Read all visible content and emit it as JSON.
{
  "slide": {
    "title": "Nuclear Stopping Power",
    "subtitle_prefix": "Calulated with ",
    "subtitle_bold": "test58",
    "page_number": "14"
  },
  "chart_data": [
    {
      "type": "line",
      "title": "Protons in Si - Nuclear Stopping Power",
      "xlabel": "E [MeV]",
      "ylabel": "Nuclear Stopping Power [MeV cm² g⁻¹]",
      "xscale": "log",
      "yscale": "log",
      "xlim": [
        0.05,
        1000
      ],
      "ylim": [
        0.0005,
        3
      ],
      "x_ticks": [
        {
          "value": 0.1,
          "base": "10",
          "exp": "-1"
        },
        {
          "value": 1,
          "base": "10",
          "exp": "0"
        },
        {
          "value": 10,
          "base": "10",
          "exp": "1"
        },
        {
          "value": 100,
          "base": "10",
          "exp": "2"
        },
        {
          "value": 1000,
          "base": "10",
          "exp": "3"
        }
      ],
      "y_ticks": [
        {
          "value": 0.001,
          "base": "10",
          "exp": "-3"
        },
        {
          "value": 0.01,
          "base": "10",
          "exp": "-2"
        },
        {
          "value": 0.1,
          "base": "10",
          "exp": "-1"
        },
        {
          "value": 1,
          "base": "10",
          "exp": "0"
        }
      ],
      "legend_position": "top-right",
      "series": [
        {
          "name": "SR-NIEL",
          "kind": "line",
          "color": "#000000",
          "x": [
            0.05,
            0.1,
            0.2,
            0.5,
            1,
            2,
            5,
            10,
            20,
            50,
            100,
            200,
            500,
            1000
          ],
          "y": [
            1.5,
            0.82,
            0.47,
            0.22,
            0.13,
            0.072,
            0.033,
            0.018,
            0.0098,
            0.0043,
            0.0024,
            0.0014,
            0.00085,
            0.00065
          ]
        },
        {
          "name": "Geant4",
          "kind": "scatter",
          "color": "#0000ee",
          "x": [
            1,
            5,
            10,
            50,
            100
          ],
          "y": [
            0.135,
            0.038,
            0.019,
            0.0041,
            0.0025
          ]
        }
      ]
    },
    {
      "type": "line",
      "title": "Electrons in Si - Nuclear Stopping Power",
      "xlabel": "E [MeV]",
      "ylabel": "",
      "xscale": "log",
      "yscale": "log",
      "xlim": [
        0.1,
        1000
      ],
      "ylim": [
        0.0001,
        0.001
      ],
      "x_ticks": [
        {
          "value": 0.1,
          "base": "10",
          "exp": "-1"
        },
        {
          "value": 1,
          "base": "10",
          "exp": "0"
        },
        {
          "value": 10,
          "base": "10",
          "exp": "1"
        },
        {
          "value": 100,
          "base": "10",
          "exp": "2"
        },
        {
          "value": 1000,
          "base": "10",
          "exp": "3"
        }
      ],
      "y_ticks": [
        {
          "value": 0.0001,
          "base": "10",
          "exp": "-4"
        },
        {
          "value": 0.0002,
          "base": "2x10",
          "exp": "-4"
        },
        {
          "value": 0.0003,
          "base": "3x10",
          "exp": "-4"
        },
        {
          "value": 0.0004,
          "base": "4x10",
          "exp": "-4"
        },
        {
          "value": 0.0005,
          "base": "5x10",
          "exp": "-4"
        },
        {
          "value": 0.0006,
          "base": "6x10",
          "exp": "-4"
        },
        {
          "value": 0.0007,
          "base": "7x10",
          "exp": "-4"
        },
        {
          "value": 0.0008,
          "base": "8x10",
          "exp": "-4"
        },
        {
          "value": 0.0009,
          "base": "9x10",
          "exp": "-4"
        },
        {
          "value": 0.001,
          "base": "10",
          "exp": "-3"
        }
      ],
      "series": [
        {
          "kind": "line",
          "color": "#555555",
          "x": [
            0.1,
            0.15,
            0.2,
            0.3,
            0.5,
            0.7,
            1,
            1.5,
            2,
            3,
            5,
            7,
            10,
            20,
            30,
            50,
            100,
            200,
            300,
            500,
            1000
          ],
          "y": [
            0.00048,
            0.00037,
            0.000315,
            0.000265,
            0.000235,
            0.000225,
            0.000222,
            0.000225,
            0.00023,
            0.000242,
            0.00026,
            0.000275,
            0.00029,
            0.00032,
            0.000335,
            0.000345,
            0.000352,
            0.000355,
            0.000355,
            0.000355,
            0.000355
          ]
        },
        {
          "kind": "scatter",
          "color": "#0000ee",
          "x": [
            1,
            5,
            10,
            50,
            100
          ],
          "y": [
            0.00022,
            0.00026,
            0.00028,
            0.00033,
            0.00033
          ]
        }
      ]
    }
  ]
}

* _STATED PROBLEM_: Every line that holds the word "ylabel" should be extracted.

* _SOLUTION FOR THIS EXERCISE_:
      "ylabel": "Nuclear Stopping Power [MeV cm² g⁻¹]",
      "ylabel": "",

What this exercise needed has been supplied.